■ SET PROBLEM
Leave out the pictures and copy the remaining records exactly.
————
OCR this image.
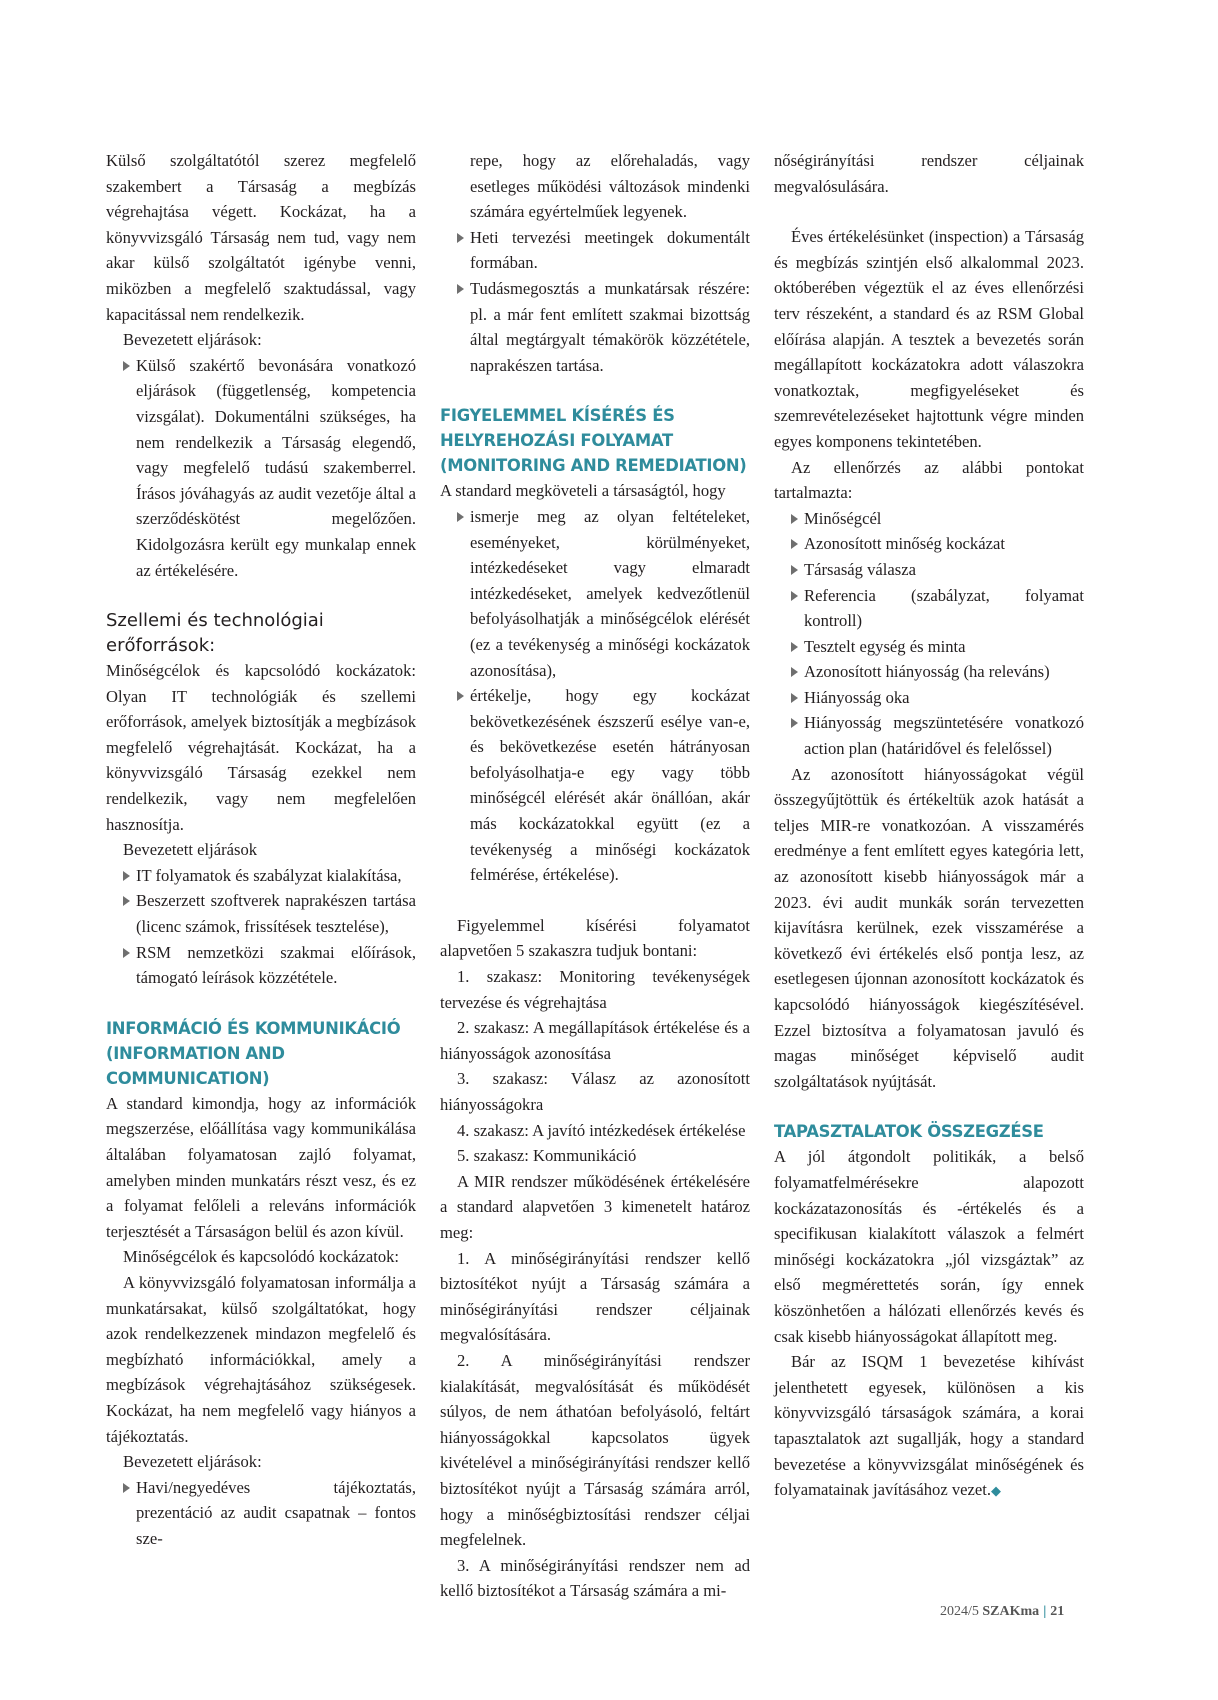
Külső szolgáltatótól szerez megfelelő szakembert a Társaság a megbízás végrehajtása végett. Kockázat, ha a könyvvizsgáló Társaság nem tud, vagy nem akar külső szolgáltatót igénybe venni, miközben a megfelelő szaktudással, vagy kapacitással nem rendelkezik.

Bevezetett eljárások:

Külső szakértő bevonására vonatkozó eljárások (függetlenség, kompetencia vizsgálat). Dokumentálni szükséges, ha nem rendelkezik a Társaság elegendő, vagy megfelelő tudású szakemberrel. Írásos jóváhagyás az audit vezetője által a szerződéskötést megelőzően. Kidolgozásra került egy munkalap ennek az értékelésére.

Szellemi és technológiai erőforrások:

Minőségcélok és kapcsolódó kockázatok: Olyan IT technológiák és szellemi erőforrások, amelyek biztosítják a megbízások megfelelő végrehajtását. Kockázat, ha a könyvvizsgáló Társaság ezekkel nem rendelkezik, vagy nem megfelelően hasznosítja.

Bevezetett eljárások

IT folyamatok és szabályzat kialakítása,
Beszerzett szoftverek naprakészen tartása (licenc számok, frissítések tesztelése),
RSM nemzetközi szakmai előírások, támogató leírások közzététele.

INFORMÁCIÓ ÉS KOMMUNIKÁCIÓ (INFORMATION AND COMMUNICATION)

A standard kimondja, hogy az információk megszerzése, előállítása vagy kommunikálása általában folyamatosan zajló folyamat, amelyben minden munkatárs részt vesz, és ez a folyamat felőleli a releváns információk terjesztését a Társaságon belül és azon kívül.

Minőségcélok és kapcsolódó kockázatok:

A könyvvizsgáló folyamatosan informálja a munkatársakat, külső szolgáltatókat, hogy azok rendelkezzenek mindazon megfelelő és megbízható információkkal, amely a megbízások végrehajtásához szükségesek. Kockázat, ha nem megfelelő vagy hiányos a tájékoztatás.

Bevezetett eljárások:

Havi/negyedéves tájékoztatás, prezentáció az audit csapatnak – fontos sze-
repe, hogy az előrehaladás, vagy esetleges működési változások mindenki számára egyértelműek legyenek.
Heti tervezési meetingek dokumentált formában.
Tudásmegosztás a munkatársak részére: pl. a már fent említett szakmai bizottság által megtárgyalt témakörök közzététele, naprakészen tartása.

FIGYELEMMEL KÍSÉRÉS ÉS HELYREHOZÁSI FOLYAMAT (MONITORING AND REMEDIATION)

A standard megköveteli a társaságtól, hogy

ismerje meg az olyan feltételeket, eseményeket, körülményeket, intézkedéseket vagy elmaradt intézkedéseket, amelyek kedvezőtlenül befolyásolhatják a minőségcélok elérését (ez a tevékenység a minőségi kockázatok azonosítása),
értékelje, hogy egy kockázat bekövetkezésének észszerű esélye van-e, és bekövetkezése esetén hátrányosan befolyásolhatja-e egy vagy több minőségcél elérését akár önállóan, akár más kockázatokkal együtt (ez a tevékenység a minőségi kockázatok felmérése, értékelése).

Figyelemmel kísérési folyamatot alapvetően 5 szakaszra tudjuk bontani:

1. szakasz: Monitoring tevékenységek tervezése és végrehajtása

2. szakasz: A megállapítások értékelése és a hiányosságok azonosítása

3. szakasz: Válasz az azonosított hiányosságokra

4. szakasz: A javító intézkedések értékelése

5. szakasz: Kommunikáció

A MIR rendszer működésének értékelésére a standard alapvetően 3 kimenetelt határoz meg:

1. A minőségirányítási rendszer kellő biztosítékot nyújt a Társaság számára a minőségirányítási rendszer céljainak megvalósítására.

2. A minőségirányítási rendszer kialakítását, megvalósítását és működését súlyos, de nem áthatóan befolyásoló, feltárt hiányosságokkal kapcsolatos ügyek kivételével a minőségirányítási rendszer kellő biztosítékot nyújt a Társaság számára arról, hogy a minőségbiztosítási rendszer céljai megfelelnek.

3. A minőségirányítási rendszer nem ad kellő biztosítékot a Társaság számára a mi-

nőségirányítási rendszer céljainak megvalósulására.

Éves értékelésünket (inspection) a Társaság és megbízás szintjén első alkalommal 2023. októberében végeztük el az éves ellenőrzési terv részeként, a standard és az RSM Global előírása alapján. A tesztek a bevezetés során megállapított kockázatokra adott válaszokra vonatkoztak, megfigyeléseket és szemrevételezéseket hajtottunk végre minden egyes komponens tekintetében.

Az ellenőrzés az alábbi pontokat tartalmazta:

Minőségcél
Azonosított minőség kockázat
Társaság válasza
Referencia (szabályzat, folyamat kontroll)
Tesztelt egység és minta
Azonosított hiányosság (ha releváns)
Hiányosság oka
Hiányosság megszüntetésére vonatkozó action plan (határidővel és felelőssel)

Az azonosított hiányosságokat végül összegyűjtöttük és értékeltük azok hatását a teljes MIR-re vonatkozóan. A visszamérés eredménye a fent említett egyes kategória lett, az azonosított kisebb hiányosságok már a 2023. évi audit munkák során tervezetten kijavításra kerülnek, ezek visszamérése a következő évi értékelés első pontja lesz, az esetlegesen újonnan azonosított kockázatok és kapcsolódó hiányosságok kiegészítésével. Ezzel biztosítva a folyamatosan javuló és magas minőséget képviselő audit szolgáltatások nyújtását.

TAPASZTALATOK ÖSSZEGZÉSE

A jól átgondolt politikák, a belső folyamatfelmérésekre alapozott kockázatazonosítás és -értékelés és a specifikusan kialakított válaszok a felmért minőségi kockázatokra „jól vizsgáztak” az első megmérettetés során, így ennek köszönhetően a hálózati ellenőrzés kevés és csak kisebb hiányosságokat állapított meg.

Bár az ISQM 1 bevezetése kihívást jelenthetett egyesek, különösen a kis könyvvizsgáló társaságok számára, a korai tapasztalatok azt sugallják, hogy a standard bevezetése a könyvvizsgálat minőségének és folyamatainak javításához vezet.◆

2024/5 SZAKma | 21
————
■ ANSWER IN FULL
OCR this image.
Külső szolgáltatótól szerez megfelelő szakembert a Társaság a megbízás végrehajtása végett. Kockázat, ha a könyvvizsgáló Társaság nem tud, vagy nem akar külső szolgáltatót igénybe venni, miközben a megfelelő szaktudással, vagy kapacitással nem rendelkezik.

Bevezetett eljárások:

Külső szakértő bevonására vonatkozó eljárások (függetlenség, kompetencia vizsgálat). Dokumentálni szükséges, ha nem rendelkezik a Társaság elegendő, vagy megfelelő tudású szakemberrel. Írásos jóváhagyás az audit vezetője által a szerződéskötést megelőzően. Kidolgozásra került egy munkalap ennek az értékelésére.

Szellemi és technológiai erőforrások:

Minőségcélok és kapcsolódó kockázatok: Olyan IT technológiák és szellemi erőforrások, amelyek biztosítják a megbízások megfelelő végrehajtását. Kockázat, ha a könyvvizsgáló Társaság ezekkel nem rendelkezik, vagy nem megfelelően hasznosítja.

Bevezetett eljárások

IT folyamatok és szabályzat kialakítása,
Beszerzett szoftverek naprakészen tartása (licenc számok, frissítések tesztelése),
RSM nemzetközi szakmai előírások, támogató leírások közzététele.

INFORMÁCIÓ ÉS KOMMUNIKÁCIÓ (INFORMATION AND COMMUNICATION)

A standard kimondja, hogy az információk megszerzése, előállítása vagy kommunikálása általában folyamatosan zajló folyamat, amelyben minden munkatárs részt vesz, és ez a folyamat felőleli a releváns információk terjesztését a Társaságon belül és azon kívül.

Minőségcélok és kapcsolódó kockázatok:

A könyvvizsgáló folyamatosan informálja a munkatársakat, külső szolgáltatókat, hogy azok rendelkezzenek mindazon megfelelő és megbízható információkkal, amely a megbízások végrehajtásához szükségesek. Kockázat, ha nem megfelelő vagy hiányos a tájékoztatás.

Bevezetett eljárások:

Havi/negyedéves tájékoztatás, prezentáció az audit csapatnak – fontos sze-
repe, hogy az előrehaladás, vagy esetleges működési változások mindenki számára egyértelműek legyenek.
Heti tervezési meetingek dokumentált formában.
Tudásmegosztás a munkatársak részére: pl. a már fent említett szakmai bizottság által megtárgyalt témakörök közzététele, naprakészen tartása.

FIGYELEMMEL KÍSÉRÉS ÉS HELYREHOZÁSI FOLYAMAT (MONITORING AND REMEDIATION)

A standard megköveteli a társaságtól, hogy

ismerje meg az olyan feltételeket, eseményeket, körülményeket, intézkedéseket vagy elmaradt intézkedéseket, amelyek kedvezőtlenül befolyásolhatják a minőségcélok elérését (ez a tevékenység a minőségi kockázatok azonosítása),
értékelje, hogy egy kockázat bekövetkezésének észszerű esélye van-e, és bekövetkezése esetén hátrányosan befolyásolhatja-e egy vagy több minőségcél elérését akár önállóan, akár más kockázatokkal együtt (ez a tevékenység a minőségi kockázatok felmérése, értékelése).

Figyelemmel kísérési folyamatot alapvetően 5 szakaszra tudjuk bontani:

1. szakasz: Monitoring tevékenységek tervezése és végrehajtása

2. szakasz: A megállapítások értékelése és a hiányosságok azonosítása

3. szakasz: Válasz az azonosított hiányosságokra

4. szakasz: A javító intézkedések értékelése

5. szakasz: Kommunikáció

A MIR rendszer működésének értékelésére a standard alapvetően 3 kimenetelt határoz meg:

1. A minőségirányítási rendszer kellő biztosítékot nyújt a Társaság számára a minőségirányítási rendszer céljainak megvalósítására.

2. A minőségirányítási rendszer kialakítását, megvalósítását és működését súlyos, de nem áthatóan befolyásoló, feltárt hiányosságokkal kapcsolatos ügyek kivételével a minőségirányítási rendszer kellő biztosítékot nyújt a Társaság számára arról, hogy a minőségbiztosítási rendszer céljai megfelelnek.

3. A minőségirányítási rendszer nem ad kellő biztosítékot a Társaság számára a mi-

nőségirányítási rendszer céljainak megvalósulására.

Éves értékelésünket (inspection) a Társaság és megbízás szintjén első alkalommal 2023. októberében végeztük el az éves ellenőrzési terv részeként, a standard és az RSM Global előírása alapján. A tesztek a bevezetés során megállapított kockázatokra adott válaszokra vonatkoztak, megfigyeléseket és szemrevételezéseket hajtottunk végre minden egyes komponens tekintetében.

Az ellenőrzés az alábbi pontokat tartalmazta:

Minőségcél
Azonosított minőség kockázat
Társaság válasza
Referencia (szabályzat, folyamat kontroll)
Tesztelt egység és minta
Azonosított hiányosság (ha releváns)
Hiányosság oka
Hiányosság megszüntetésére vonatkozó action plan (határidővel és felelőssel)

Az azonosított hiányosságokat végül összegyűjtöttük és értékeltük azok hatását a teljes MIR-re vonatkozóan. A visszamérés eredménye a fent említett egyes kategória lett, az azonosított kisebb hiányosságok már a 2023. évi audit munkák során tervezetten kijavításra kerülnek, ezek visszamérése a következő évi értékelés első pontja lesz, az esetlegesen újonnan azonosított kockázatok és kapcsolódó hiányosságok kiegészítésével. Ezzel biztosítva a folyamatosan javuló és magas minőséget képviselő audit szolgáltatások nyújtását.

TAPASZTALATOK ÖSSZEGZÉSE

A jól átgondolt politikák, a belső folyamatfelmérésekre alapozott kockázatazonosítás és -értékelés és a specifikusan kialakított válaszok a felmért minőségi kockázatokra „jól vizsgáztak” az első megmérettetés során, így ennek köszönhetően a hálózati ellenőrzés kevés és csak kisebb hiányosságokat állapított meg.

Bár az ISQM 1 bevezetése kihívást jelenthetett egyesek, különösen a kis könyvvizsgáló társaságok számára, a korai tapasztalatok azt sugallják, hogy a standard bevezetése a könyvvizsgálat minőségének és folyamatainak javításához vezet.◆

2024/5 SZAKma | 21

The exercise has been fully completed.